• _Stored data_
'''

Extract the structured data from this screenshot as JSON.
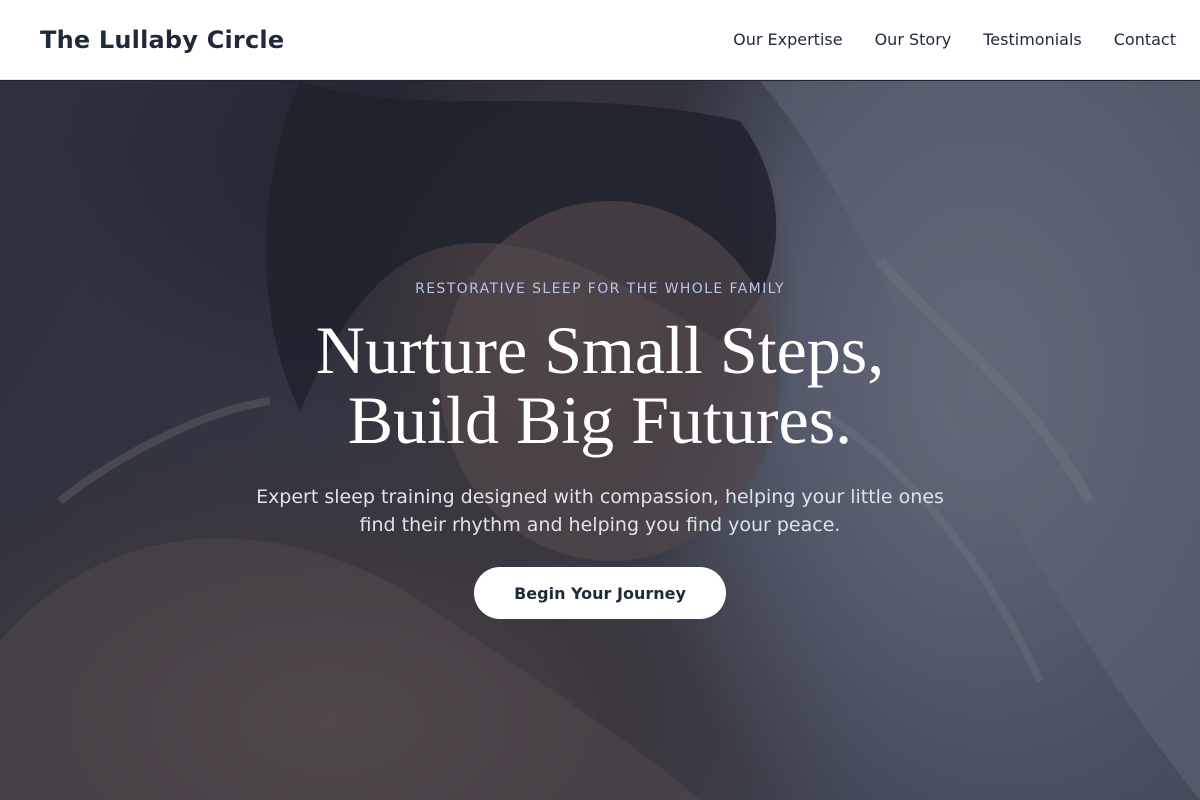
{
  "header": {
    "brand": "The Lullaby Circle",
    "nav": [
      {
        "label": "Our Expertise"
      },
      {
        "label": "Our Story"
      },
      {
        "label": "Testimonials"
      },
      {
        "label": "Contact"
      }
    ]
  },
  "hero": {
    "eyebrow": "RESTORATIVE SLEEP FOR THE WHOLE FAMILY",
    "headline_line1": "Nurture Small Steps,",
    "headline_line2": "Build Big Futures.",
    "subtext": "Expert sleep training designed with compassion, helping your little ones find their rhythm and helping you find your peace.",
    "cta_label": "Begin Your Journey"
  }
}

'''

• _Stated problem_
Make an exact copy of the records above, with the pictures left out.

• _Result for this exercise_
Extract the structured data from this screenshot as JSON.
{
  "header": {
    "brand": "The Lullaby Circle",
    "nav": [
      {
        "label": "Our Expertise"
      },
      {
        "label": "Our Story"
      },
      {
        "label": "Testimonials"
      },
      {
        "label": "Contact"
      }
    ]
  },
  "hero": {
    "eyebrow": "RESTORATIVE SLEEP FOR THE WHOLE FAMILY",
    "headline_line1": "Nurture Small Steps,",
    "headline_line2": "Build Big Futures.",
    "subtext": "Expert sleep training designed with compassion, helping your little ones find their rhythm and helping you find your peace.",
    "cta_label": "Begin Your Journey"
  }
}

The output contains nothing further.